### [TASK STATEMENT]
Word for word, restate every line of the material.

((

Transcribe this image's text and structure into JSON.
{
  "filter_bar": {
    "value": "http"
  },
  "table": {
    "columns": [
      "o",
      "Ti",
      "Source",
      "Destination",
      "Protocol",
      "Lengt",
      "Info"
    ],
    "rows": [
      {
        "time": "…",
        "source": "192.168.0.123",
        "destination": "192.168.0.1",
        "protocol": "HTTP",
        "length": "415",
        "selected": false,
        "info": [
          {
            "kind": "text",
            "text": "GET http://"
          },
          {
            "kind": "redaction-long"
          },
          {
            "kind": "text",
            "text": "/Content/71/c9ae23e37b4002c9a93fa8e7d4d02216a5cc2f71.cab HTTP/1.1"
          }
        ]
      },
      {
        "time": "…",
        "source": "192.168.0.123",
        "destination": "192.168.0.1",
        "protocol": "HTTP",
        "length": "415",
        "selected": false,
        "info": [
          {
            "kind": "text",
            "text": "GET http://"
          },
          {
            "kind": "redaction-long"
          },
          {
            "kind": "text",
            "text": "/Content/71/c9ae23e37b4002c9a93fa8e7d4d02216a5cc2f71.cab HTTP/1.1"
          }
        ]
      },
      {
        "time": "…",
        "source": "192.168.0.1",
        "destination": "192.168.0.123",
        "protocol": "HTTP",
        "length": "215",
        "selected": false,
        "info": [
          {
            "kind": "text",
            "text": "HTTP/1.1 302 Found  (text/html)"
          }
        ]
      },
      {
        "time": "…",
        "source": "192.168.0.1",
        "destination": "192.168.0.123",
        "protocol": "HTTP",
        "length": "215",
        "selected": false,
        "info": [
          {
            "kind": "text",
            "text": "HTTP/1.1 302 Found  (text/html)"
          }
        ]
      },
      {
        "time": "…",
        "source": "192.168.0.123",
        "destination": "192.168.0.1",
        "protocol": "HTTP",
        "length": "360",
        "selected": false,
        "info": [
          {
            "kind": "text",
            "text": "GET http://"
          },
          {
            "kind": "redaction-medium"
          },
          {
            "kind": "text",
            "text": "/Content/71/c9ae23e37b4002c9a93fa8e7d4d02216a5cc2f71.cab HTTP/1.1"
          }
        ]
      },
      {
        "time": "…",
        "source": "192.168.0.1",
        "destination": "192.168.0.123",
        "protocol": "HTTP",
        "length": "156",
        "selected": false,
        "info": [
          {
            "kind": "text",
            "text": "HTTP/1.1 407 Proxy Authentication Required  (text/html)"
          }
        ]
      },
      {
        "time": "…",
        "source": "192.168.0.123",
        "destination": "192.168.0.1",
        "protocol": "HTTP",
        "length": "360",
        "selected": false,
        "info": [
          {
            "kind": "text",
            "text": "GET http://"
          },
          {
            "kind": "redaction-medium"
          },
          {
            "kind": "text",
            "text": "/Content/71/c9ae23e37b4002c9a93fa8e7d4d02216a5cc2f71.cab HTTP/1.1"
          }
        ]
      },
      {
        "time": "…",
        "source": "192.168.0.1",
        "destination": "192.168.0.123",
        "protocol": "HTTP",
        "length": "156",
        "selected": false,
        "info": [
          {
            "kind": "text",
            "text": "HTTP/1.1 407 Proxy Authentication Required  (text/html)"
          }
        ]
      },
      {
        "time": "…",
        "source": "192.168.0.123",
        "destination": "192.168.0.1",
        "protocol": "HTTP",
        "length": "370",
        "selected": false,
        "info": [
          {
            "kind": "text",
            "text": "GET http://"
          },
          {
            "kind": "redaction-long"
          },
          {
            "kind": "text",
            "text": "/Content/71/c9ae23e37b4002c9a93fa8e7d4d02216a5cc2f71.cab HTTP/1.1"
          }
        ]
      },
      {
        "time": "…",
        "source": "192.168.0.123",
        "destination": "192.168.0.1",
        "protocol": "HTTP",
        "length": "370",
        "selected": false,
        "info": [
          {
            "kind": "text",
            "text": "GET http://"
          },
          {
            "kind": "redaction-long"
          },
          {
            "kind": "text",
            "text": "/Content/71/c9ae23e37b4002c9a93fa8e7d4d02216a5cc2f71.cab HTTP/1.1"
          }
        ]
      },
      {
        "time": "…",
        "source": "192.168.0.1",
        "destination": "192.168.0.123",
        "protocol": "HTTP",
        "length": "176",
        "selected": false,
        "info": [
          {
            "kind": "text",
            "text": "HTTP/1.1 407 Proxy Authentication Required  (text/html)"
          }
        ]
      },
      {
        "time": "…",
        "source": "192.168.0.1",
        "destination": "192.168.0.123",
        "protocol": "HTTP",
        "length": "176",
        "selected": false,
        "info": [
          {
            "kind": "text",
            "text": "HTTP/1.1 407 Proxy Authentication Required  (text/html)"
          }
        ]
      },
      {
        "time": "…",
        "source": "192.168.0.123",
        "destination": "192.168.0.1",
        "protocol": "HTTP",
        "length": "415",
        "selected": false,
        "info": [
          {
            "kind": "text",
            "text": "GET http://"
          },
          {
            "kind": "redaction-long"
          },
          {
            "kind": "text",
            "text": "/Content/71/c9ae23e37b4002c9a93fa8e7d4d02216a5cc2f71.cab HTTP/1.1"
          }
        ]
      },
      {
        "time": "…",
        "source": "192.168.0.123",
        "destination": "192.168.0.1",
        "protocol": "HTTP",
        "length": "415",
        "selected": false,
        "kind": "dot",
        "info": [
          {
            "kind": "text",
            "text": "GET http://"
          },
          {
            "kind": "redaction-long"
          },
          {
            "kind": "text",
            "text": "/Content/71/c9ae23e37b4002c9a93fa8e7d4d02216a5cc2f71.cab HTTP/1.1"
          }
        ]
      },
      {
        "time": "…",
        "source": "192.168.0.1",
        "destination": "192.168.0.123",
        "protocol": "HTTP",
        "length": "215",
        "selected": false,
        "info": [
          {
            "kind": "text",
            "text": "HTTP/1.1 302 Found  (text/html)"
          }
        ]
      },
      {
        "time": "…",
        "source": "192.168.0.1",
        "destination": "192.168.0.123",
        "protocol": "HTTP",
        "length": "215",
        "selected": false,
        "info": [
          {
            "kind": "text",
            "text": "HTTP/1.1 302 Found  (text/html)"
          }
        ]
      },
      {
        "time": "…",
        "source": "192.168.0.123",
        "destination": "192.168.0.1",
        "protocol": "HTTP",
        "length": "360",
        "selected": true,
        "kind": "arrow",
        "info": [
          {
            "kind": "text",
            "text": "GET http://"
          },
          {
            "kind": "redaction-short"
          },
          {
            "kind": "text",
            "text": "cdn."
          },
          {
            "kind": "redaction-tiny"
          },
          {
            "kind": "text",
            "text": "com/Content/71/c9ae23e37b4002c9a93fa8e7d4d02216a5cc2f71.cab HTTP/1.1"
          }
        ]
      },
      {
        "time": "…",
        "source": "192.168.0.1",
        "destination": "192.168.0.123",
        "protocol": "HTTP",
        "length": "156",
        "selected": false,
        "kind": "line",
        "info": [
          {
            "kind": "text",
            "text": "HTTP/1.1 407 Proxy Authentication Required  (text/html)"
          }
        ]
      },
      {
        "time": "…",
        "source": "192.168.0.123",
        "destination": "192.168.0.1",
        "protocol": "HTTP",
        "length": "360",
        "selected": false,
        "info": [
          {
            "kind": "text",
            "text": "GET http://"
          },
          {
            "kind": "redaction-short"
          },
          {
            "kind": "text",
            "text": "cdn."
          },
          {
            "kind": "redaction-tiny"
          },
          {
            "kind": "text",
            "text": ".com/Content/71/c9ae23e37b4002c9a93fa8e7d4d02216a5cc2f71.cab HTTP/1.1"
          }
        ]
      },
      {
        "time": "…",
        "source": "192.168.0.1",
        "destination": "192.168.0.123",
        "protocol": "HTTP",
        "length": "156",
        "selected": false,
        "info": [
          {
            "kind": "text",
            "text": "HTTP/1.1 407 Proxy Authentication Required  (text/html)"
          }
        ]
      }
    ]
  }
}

))

### [CORRECT OUTPUT]
Transcribe this image's text and structure into JSON.
{
  "filter_bar": {
    "value": "http"
  },
  "table": {
    "columns": [
      "o",
      "Ti",
      "Source",
      "Destination",
      "Protocol",
      "Lengt",
      "Info"
    ],
    "rows": [
      {
        "time": "…",
        "source": "192.168.0.123",
        "destination": "192.168.0.1",
        "protocol": "HTTP",
        "length": "415",
        "selected": false,
        "info": [
          {
            "kind": "text",
            "text": "GET http://"
          },
          {
            "kind": "redaction-long"
          },
          {
            "kind": "text",
            "text": "/Content/71/c9ae23e37b4002c9a93fa8e7d4d02216a5cc2f71.cab HTTP/1.1"
          }
        ]
      },
      {
        "time": "…",
        "source": "192.168.0.123",
        "destination": "192.168.0.1",
        "protocol": "HTTP",
        "length": "415",
        "selected": false,
        "info": [
          {
            "kind": "text",
            "text": "GET http://"
          },
          {
            "kind": "redaction-long"
          },
          {
            "kind": "text",
            "text": "/Content/71/c9ae23e37b4002c9a93fa8e7d4d02216a5cc2f71.cab HTTP/1.1"
          }
        ]
      },
      {
        "time": "…",
        "source": "192.168.0.1",
        "destination": "192.168.0.123",
        "protocol": "HTTP",
        "length": "215",
        "selected": false,
        "info": [
          {
            "kind": "text",
            "text": "HTTP/1.1 302 Found  (text/html)"
          }
        ]
      },
      {
        "time": "…",
        "source": "192.168.0.1",
        "destination": "192.168.0.123",
        "protocol": "HTTP",
        "length": "215",
        "selected": false,
        "info": [
          {
            "kind": "text",
            "text": "HTTP/1.1 302 Found  (text/html)"
          }
        ]
      },
      {
        "time": "…",
        "source": "192.168.0.123",
        "destination": "192.168.0.1",
        "protocol": "HTTP",
        "length": "360",
        "selected": false,
        "info": [
          {
            "kind": "text",
            "text": "GET http://"
          },
          {
            "kind": "redaction-medium"
          },
          {
            "kind": "text",
            "text": "/Content/71/c9ae23e37b4002c9a93fa8e7d4d02216a5cc2f71.cab HTTP/1.1"
          }
        ]
      },
      {
        "time": "…",
        "source": "192.168.0.1",
        "destination": "192.168.0.123",
        "protocol": "HTTP",
        "length": "156",
        "selected": false,
        "info": [
          {
            "kind": "text",
            "text": "HTTP/1.1 407 Proxy Authentication Required  (text/html)"
          }
        ]
      },
      {
        "time": "…",
        "source": "192.168.0.123",
        "destination": "192.168.0.1",
        "protocol": "HTTP",
        "length": "360",
        "selected": false,
        "info": [
          {
            "kind": "text",
            "text": "GET http://"
          },
          {
            "kind": "redaction-medium"
          },
          {
            "kind": "text",
            "text": "/Content/71/c9ae23e37b4002c9a93fa8e7d4d02216a5cc2f71.cab HTTP/1.1"
          }
        ]
      },
      {
        "time": "…",
        "source": "192.168.0.1",
        "destination": "192.168.0.123",
        "protocol": "HTTP",
        "length": "156",
        "selected": false,
        "info": [
          {
            "kind": "text",
            "text": "HTTP/1.1 407 Proxy Authentication Required  (text/html)"
          }
        ]
      },
      {
        "time": "…",
        "source": "192.168.0.123",
        "destination": "192.168.0.1",
        "protocol": "HTTP",
        "length": "370",
        "selected": false,
        "info": [
          {
            "kind": "text",
            "text": "GET http://"
          },
          {
            "kind": "redaction-long"
          },
          {
            "kind": "text",
            "text": "/Content/71/c9ae23e37b4002c9a93fa8e7d4d02216a5cc2f71.cab HTTP/1.1"
          }
        ]
      },
      {
        "time": "…",
        "source": "192.168.0.123",
        "destination": "192.168.0.1",
        "protocol": "HTTP",
        "length": "370",
        "selected": false,
        "info": [
          {
            "kind": "text",
            "text": "GET http://"
          },
          {
            "kind": "redaction-long"
          },
          {
            "kind": "text",
            "text": "/Content/71/c9ae23e37b4002c9a93fa8e7d4d02216a5cc2f71.cab HTTP/1.1"
          }
        ]
      },
      {
        "time": "…",
        "source": "192.168.0.1",
        "destination": "192.168.0.123",
        "protocol": "HTTP",
        "length": "176",
        "selected": false,
        "info": [
          {
            "kind": "text",
            "text": "HTTP/1.1 407 Proxy Authentication Required  (text/html)"
          }
        ]
      },
      {
        "time": "…",
        "source": "192.168.0.1",
        "destination": "192.168.0.123",
        "protocol": "HTTP",
        "length": "176",
        "selected": false,
        "info": [
          {
            "kind": "text",
            "text": "HTTP/1.1 407 Proxy Authentication Required  (text/html)"
          }
        ]
      },
      {
        "time": "…",
        "source": "192.168.0.123",
        "destination": "192.168.0.1",
        "protocol": "HTTP",
        "length": "415",
        "selected": false,
        "info": [
          {
            "kind": "text",
            "text": "GET http://"
          },
          {
            "kind": "redaction-long"
          },
          {
            "kind": "text",
            "text": "/Content/71/c9ae23e37b4002c9a93fa8e7d4d02216a5cc2f71.cab HTTP/1.1"
          }
        ]
      },
      {
        "time": "…",
        "source": "192.168.0.123",
        "destination": "192.168.0.1",
        "protocol": "HTTP",
        "length": "415",
        "selected": false,
        "kind": "dot",
        "info": [
          {
            "kind": "text",
            "text": "GET http://"
          },
          {
            "kind": "redaction-long"
          },
          {
            "kind": "text",
            "text": "/Content/71/c9ae23e37b4002c9a93fa8e7d4d02216a5cc2f71.cab HTTP/1.1"
          }
        ]
      },
      {
        "time": "…",
        "source": "192.168.0.1",
        "destination": "192.168.0.123",
        "protocol": "HTTP",
        "length": "215",
        "selected": false,
        "info": [
          {
            "kind": "text",
            "text": "HTTP/1.1 302 Found  (text/html)"
          }
        ]
      },
      {
        "time": "…",
        "source": "192.168.0.1",
        "destination": "192.168.0.123",
        "protocol": "HTTP",
        "length": "215",
        "selected": false,
        "info": [
          {
            "kind": "text",
            "text": "HTTP/1.1 302 Found  (text/html)"
          }
        ]
      },
      {
        "time": "…",
        "source": "192.168.0.123",
        "destination": "192.168.0.1",
        "protocol": "HTTP",
        "length": "360",
        "selected": true,
        "kind": "arrow",
        "info": [
          {
            "kind": "text",
            "text": "GET http://"
          },
          {
            "kind": "redaction-short"
          },
          {
            "kind": "text",
            "text": "cdn."
          },
          {
            "kind": "redaction-tiny"
          },
          {
            "kind": "text",
            "text": "com/Content/71/c9ae23e37b4002c9a93fa8e7d4d02216a5cc2f71.cab HTTP/1.1"
          }
        ]
      },
      {
        "time": "…",
        "source": "192.168.0.1",
        "destination": "192.168.0.123",
        "protocol": "HTTP",
        "length": "156",
        "selected": false,
        "kind": "line",
        "info": [
          {
            "kind": "text",
            "text": "HTTP/1.1 407 Proxy Authentication Required  (text/html)"
          }
        ]
      },
      {
        "time": "…",
        "source": "192.168.0.123",
        "destination": "192.168.0.1",
        "protocol": "HTTP",
        "length": "360",
        "selected": false,
        "info": [
          {
            "kind": "text",
            "text": "GET http://"
          },
          {
            "kind": "redaction-short"
          },
          {
            "kind": "text",
            "text": "cdn."
          },
          {
            "kind": "redaction-tiny"
          },
          {
            "kind": "text",
            "text": ".com/Content/71/c9ae23e37b4002c9a93fa8e7d4d02216a5cc2f71.cab HTTP/1.1"
          }
        ]
      },
      {
        "time": "…",
        "source": "192.168.0.1",
        "destination": "192.168.0.123",
        "protocol": "HTTP",
        "length": "156",
        "selected": false,
        "info": [
          {
            "kind": "text",
            "text": "HTTP/1.1 407 Proxy Authentication Required  (text/html)"
          }
        ]
      }
    ]
  }
}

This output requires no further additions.